### [Given instruction]
The records below are to be quoted in full; please keep every word exact.
* Start *
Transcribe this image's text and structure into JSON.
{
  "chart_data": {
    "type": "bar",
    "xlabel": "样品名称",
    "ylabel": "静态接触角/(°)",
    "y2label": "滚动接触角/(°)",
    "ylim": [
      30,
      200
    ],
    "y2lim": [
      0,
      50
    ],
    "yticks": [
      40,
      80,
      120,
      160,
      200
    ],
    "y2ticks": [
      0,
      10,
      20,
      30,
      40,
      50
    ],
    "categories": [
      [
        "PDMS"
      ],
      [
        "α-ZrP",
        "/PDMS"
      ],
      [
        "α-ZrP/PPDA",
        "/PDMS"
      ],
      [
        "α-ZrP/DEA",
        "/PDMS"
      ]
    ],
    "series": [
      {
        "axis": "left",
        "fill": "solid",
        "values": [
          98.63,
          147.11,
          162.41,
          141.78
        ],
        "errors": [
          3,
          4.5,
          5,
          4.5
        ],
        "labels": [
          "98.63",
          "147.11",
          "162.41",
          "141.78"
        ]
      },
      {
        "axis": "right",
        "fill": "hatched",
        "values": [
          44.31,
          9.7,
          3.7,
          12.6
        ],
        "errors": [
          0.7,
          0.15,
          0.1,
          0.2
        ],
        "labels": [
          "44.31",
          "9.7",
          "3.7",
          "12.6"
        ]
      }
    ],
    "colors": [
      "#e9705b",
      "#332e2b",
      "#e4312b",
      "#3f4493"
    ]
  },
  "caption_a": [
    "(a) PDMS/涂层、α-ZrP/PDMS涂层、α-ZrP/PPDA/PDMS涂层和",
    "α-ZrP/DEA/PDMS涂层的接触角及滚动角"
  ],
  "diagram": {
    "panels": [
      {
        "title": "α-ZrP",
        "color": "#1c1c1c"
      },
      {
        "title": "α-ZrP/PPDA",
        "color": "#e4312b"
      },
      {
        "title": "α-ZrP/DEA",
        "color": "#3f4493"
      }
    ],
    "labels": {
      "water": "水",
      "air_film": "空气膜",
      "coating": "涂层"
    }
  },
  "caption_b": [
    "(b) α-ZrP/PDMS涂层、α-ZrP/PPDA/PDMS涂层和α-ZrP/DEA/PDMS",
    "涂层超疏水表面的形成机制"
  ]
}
* End *
### [Final result]
Transcribe this image's text and structure into JSON.
{
  "chart_data": {
    "type": "bar",
    "xlabel": "样品名称",
    "ylabel": "静态接触角/(°)",
    "y2label": "滚动接触角/(°)",
    "ylim": [
      30,
      200
    ],
    "y2lim": [
      0,
      50
    ],
    "yticks": [
      40,
      80,
      120,
      160,
      200
    ],
    "y2ticks": [
      0,
      10,
      20,
      30,
      40,
      50
    ],
    "categories": [
      [
        "PDMS"
      ],
      [
        "α-ZrP",
        "/PDMS"
      ],
      [
        "α-ZrP/PPDA",
        "/PDMS"
      ],
      [
        "α-ZrP/DEA",
        "/PDMS"
      ]
    ],
    "series": [
      {
        "axis": "left",
        "fill": "solid",
        "values": [
          98.63,
          147.11,
          162.41,
          141.78
        ],
        "errors": [
          3,
          4.5,
          5,
          4.5
        ],
        "labels": [
          "98.63",
          "147.11",
          "162.41",
          "141.78"
        ]
      },
      {
        "axis": "right",
        "fill": "hatched",
        "values": [
          44.31,
          9.7,
          3.7,
          12.6
        ],
        "errors": [
          0.7,
          0.15,
          0.1,
          0.2
        ],
        "labels": [
          "44.31",
          "9.7",
          "3.7",
          "12.6"
        ]
      }
    ],
    "colors": [
      "#e9705b",
      "#332e2b",
      "#e4312b",
      "#3f4493"
    ]
  },
  "caption_a": [
    "(a) PDMS/涂层、α-ZrP/PDMS涂层、α-ZrP/PPDA/PDMS涂层和",
    "α-ZrP/DEA/PDMS涂层的接触角及滚动角"
  ],
  "diagram": {
    "panels": [
      {
        "title": "α-ZrP",
        "color": "#1c1c1c"
      },
      {
        "title": "α-ZrP/PPDA",
        "color": "#e4312b"
      },
      {
        "title": "α-ZrP/DEA",
        "color": "#3f4493"
      }
    ],
    "labels": {
      "water": "水",
      "air_film": "空气膜",
      "coating": "涂层"
    }
  },
  "caption_b": [
    "(b) α-ZrP/PDMS涂层、α-ZrP/PPDA/PDMS涂层和α-ZrP/DEA/PDMS",
    "涂层超疏水表面的形成机制"
  ]
}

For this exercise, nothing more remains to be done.